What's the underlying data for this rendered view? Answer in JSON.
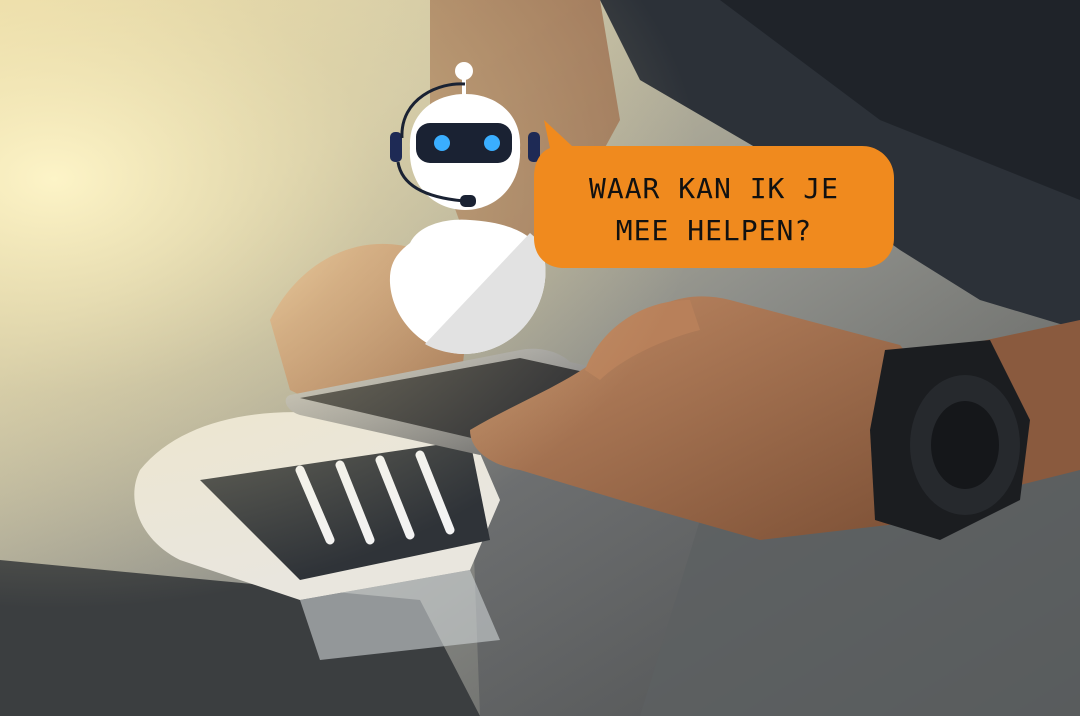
{
  "speech_bubble": {
    "line1": "WAAR KAN IK JE",
    "line2": "MEE HELPEN?"
  },
  "colors": {
    "bubble": "#F08A1E",
    "robot_face": "#1A2233",
    "robot_eyes": "#3AAEFF",
    "robot_body": "#FFFFFF",
    "headset": "#1E2A55"
  },
  "icons": [
    "chatbot-robot-icon",
    "headset-icon",
    "speech-bubble"
  ]
}
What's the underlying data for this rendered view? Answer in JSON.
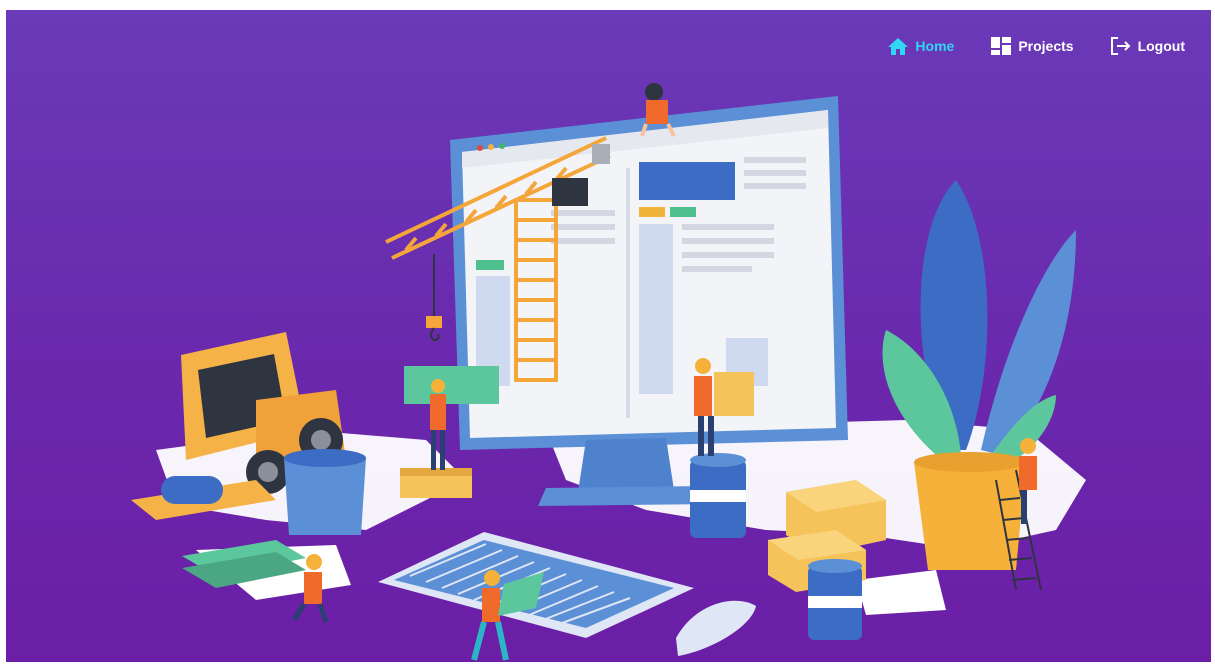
{
  "nav": {
    "items": [
      {
        "label": "Home",
        "icon": "home-icon",
        "active": true
      },
      {
        "label": "Projects",
        "icon": "dashboard-icon",
        "active": false
      },
      {
        "label": "Logout",
        "icon": "logout-icon",
        "active": false
      }
    ]
  },
  "colors": {
    "background_top": "#6a3ab8",
    "background_bottom": "#6b1ea6",
    "active_link": "#31d6f5",
    "link": "#ffffff"
  },
  "hero": {
    "illustration": "website-under-construction"
  }
}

» **WHAT YOU ARE ASKED TO DO**
All of the data above should be transcribed verbatim, with pictures omitted.

» **EXERCISE RESPONSE**
What's the underlying data for this rendered view? Answer in JSON.
{
  "speech_bubble": {
    "line1": "WAAR KAN IK JE",
    "line2": "MEE HELPEN?"
  },
  "colors": {
    "bubble": "#F08A1E",
    "robot_face": "#1A2233",
    "robot_eyes": "#3AAEFF",
    "robot_body": "#FFFFFF",
    "headset": "#1E2A55"
  },
  "icons": [
    "chatbot-robot-icon",
    "headset-icon",
    "speech-bubble"
  ]
}
What's the underlying data for this rendered view? Answer in JSON.
{
  "nav": {
    "items": [
      {
        "label": "Home",
        "icon": "home-icon",
        "active": true
      },
      {
        "label": "Projects",
        "icon": "dashboard-icon",
        "active": false
      },
      {
        "label": "Logout",
        "icon": "logout-icon",
        "active": false
      }
    ]
  },
  "colors": {
    "background_top": "#6a3ab8",
    "background_bottom": "#6b1ea6",
    "active_link": "#31d6f5",
    "link": "#ffffff"
  },
  "hero": {
    "illustration": "website-under-construction"
  }
}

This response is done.